[Chart and figure data]
* * *
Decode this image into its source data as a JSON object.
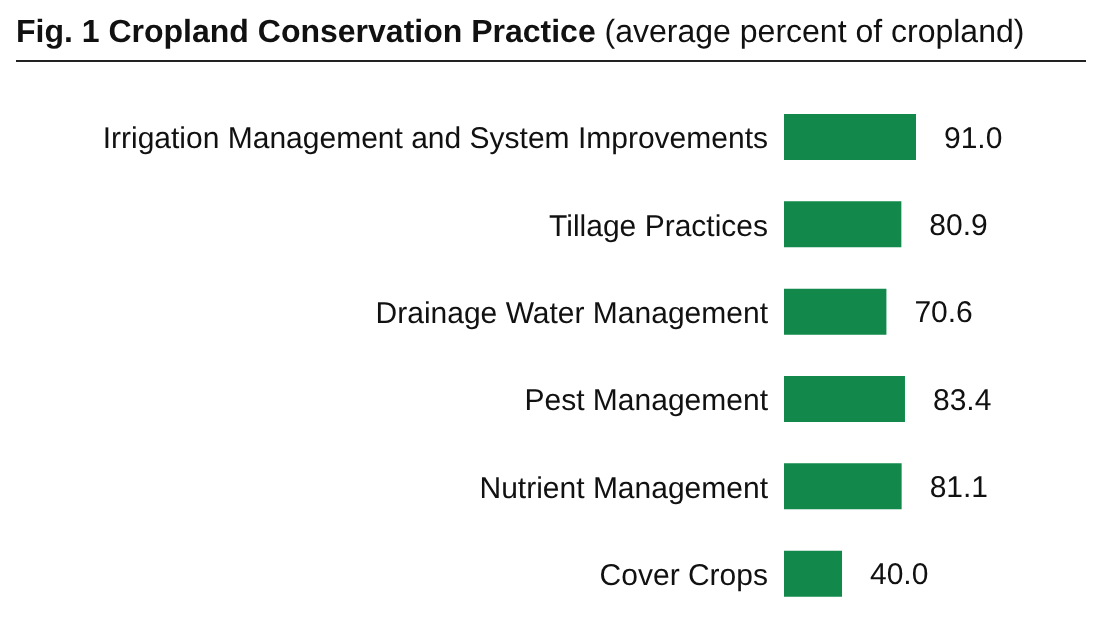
{
  "chart_data": {
    "type": "bar",
    "orientation": "horizontal",
    "title": "Fig. 1 Cropland Conservation Practice",
    "subtitle": "(average percent of cropland)",
    "categories": [
      "Irrigation Management and System Improvements",
      "Tillage Practices",
      "Drainage Water Management",
      "Pest Management",
      "Nutrient Management",
      "Cover Crops"
    ],
    "values": [
      91.0,
      80.9,
      70.6,
      83.4,
      81.1,
      40.0
    ],
    "value_labels": [
      "91.0",
      "80.9",
      "70.6",
      "83.4",
      "81.1",
      "40.0"
    ],
    "color": "#12894a",
    "grid": false
  }
}
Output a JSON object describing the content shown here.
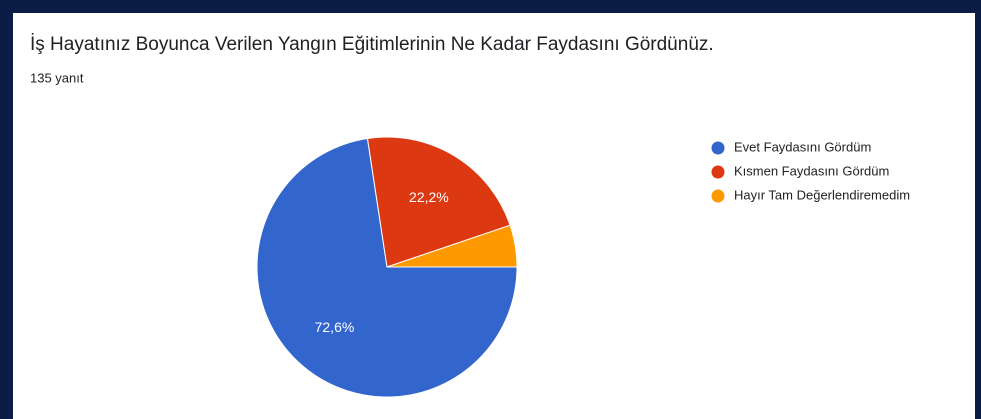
* * *
→ The request:
Output the entries above exactly. Drop the pictures.

→ Answer for the task:
Decode this image into its source data as a JSON object.
{
  "chart_data": {
    "type": "bar",
    "orientation": "horizontal",
    "title": "Fig. 1 Cropland Conservation Practice",
    "subtitle": "(average percent of cropland)",
    "categories": [
      "Irrigation Management and System Improvements",
      "Tillage Practices",
      "Drainage Water Management",
      "Pest Management",
      "Nutrient Management",
      "Cover Crops"
    ],
    "values": [
      91.0,
      80.9,
      70.6,
      83.4,
      81.1,
      40.0
    ],
    "value_labels": [
      "91.0",
      "80.9",
      "70.6",
      "83.4",
      "81.1",
      "40.0"
    ],
    "color": "#12894a",
    "grid": false
  }
}
Output a JSON object describing the content shown here.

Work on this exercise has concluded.